_TO DO_.
Extract each line of the records below that contains the word "xlabel".

--- begin MATERIAL PROVIDED ---

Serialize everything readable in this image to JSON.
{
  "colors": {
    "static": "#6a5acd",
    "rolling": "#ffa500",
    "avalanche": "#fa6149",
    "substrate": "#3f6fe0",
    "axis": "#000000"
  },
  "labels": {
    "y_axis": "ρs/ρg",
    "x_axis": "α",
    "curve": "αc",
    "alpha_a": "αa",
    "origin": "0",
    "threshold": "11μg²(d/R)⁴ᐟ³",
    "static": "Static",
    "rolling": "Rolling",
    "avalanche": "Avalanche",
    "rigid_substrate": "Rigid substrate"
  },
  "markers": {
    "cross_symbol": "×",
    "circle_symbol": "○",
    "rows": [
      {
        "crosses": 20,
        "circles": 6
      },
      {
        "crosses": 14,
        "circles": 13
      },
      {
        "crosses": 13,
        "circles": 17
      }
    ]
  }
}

--- end MATERIAL PROVIDED ---
--- begin MATERIAL PROVIDED ---

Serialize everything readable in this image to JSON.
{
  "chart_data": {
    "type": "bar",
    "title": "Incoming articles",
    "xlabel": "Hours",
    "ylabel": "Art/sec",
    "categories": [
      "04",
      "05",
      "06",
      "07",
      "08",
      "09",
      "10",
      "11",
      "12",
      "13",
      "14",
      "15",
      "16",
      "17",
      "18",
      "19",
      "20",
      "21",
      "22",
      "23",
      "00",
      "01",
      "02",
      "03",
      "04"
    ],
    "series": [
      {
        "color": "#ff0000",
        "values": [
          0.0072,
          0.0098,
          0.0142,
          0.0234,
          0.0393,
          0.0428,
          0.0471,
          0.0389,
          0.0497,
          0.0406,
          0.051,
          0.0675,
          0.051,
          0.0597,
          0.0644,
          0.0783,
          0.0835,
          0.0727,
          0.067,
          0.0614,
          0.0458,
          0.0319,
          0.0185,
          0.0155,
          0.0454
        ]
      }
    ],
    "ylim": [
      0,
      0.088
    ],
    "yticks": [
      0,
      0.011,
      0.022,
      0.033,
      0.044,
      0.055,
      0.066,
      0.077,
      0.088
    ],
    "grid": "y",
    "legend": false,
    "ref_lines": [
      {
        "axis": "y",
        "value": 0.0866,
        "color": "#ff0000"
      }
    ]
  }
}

--- end MATERIAL PROVIDED ---
--- begin MATERIAL PROVIDED ---

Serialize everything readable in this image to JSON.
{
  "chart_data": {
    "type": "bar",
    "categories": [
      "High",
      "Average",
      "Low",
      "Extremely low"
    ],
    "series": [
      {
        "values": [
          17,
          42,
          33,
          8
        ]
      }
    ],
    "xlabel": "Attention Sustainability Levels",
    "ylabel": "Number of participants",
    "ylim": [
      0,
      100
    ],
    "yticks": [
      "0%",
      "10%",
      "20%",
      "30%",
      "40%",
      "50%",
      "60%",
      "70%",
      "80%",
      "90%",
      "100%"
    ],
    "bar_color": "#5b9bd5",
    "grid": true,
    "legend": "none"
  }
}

--- end MATERIAL PROVIDED ---

_RESPONSE_.
    "xlabel": "Hours",
    "xlabel": "Attention Sustainability Levels",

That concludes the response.